### EXERCISE OBJECTIVE
Go through the data below. Pull out every line that has the word "рабочих".

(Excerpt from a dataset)
◆ ◆ ◆ ◆ ◆

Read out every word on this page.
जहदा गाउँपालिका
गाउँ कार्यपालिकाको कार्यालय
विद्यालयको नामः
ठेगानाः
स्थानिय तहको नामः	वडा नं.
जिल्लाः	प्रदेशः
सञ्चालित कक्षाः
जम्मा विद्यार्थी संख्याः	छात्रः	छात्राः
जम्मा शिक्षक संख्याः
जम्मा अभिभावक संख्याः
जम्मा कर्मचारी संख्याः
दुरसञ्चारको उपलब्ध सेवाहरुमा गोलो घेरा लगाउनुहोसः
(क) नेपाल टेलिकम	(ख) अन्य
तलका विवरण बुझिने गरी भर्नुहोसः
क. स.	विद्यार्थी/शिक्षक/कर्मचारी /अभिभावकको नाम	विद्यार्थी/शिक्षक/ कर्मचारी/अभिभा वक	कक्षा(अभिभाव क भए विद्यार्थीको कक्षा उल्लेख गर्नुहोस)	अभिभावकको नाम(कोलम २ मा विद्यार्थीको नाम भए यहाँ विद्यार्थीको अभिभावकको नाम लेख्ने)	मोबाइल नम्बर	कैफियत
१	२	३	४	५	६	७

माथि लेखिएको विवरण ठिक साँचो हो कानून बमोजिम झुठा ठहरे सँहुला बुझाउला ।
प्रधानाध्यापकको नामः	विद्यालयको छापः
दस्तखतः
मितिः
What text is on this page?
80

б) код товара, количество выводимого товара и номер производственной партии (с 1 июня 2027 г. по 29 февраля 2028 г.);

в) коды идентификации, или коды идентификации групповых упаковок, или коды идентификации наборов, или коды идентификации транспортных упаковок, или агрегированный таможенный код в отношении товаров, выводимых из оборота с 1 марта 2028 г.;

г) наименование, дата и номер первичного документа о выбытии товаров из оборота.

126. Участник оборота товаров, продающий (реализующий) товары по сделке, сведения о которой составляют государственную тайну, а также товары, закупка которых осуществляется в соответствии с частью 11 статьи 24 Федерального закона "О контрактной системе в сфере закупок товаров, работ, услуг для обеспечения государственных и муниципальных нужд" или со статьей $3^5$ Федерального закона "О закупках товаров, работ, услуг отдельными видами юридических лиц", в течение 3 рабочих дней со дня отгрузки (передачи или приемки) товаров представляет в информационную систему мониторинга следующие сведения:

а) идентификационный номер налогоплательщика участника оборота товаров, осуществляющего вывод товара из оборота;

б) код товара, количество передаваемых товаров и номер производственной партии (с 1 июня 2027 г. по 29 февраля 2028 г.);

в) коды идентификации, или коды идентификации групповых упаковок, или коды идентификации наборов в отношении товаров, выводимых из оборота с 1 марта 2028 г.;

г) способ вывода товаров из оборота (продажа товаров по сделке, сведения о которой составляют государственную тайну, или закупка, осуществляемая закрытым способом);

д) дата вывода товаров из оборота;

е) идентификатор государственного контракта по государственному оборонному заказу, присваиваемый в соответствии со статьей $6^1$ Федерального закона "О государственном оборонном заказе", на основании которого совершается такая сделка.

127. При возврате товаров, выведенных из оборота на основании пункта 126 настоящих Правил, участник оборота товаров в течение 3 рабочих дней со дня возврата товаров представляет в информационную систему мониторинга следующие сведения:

◆ ◆ ◆ ◆ ◆

### PROBLEM SOLUTION
126. Участник оборота товаров, продающий (реализующий) товары по сделке, сведения о которой составляют государственную тайну, а также товары, закупка которых осуществляется в соответствии с частью 11 статьи 24 Федерального закона "О контрактной системе в сфере закупок товаров, работ, услуг для обеспечения государственных и муниципальных нужд" или со статьей $3^5$ Федерального закона "О закупках товаров, работ, услуг отдельными видами юридических лиц", в течение 3 рабочих дней со дня отгрузки (передачи или приемки) товаров представляет в информационную систему мониторинга следующие сведения:
127. При возврате товаров, выведенных из оборота на основании пункта 126 настоящих Правил, участник оборота товаров в течение 3 рабочих дней со дня возврата товаров представляет в информационную систему мониторинга следующие сведения:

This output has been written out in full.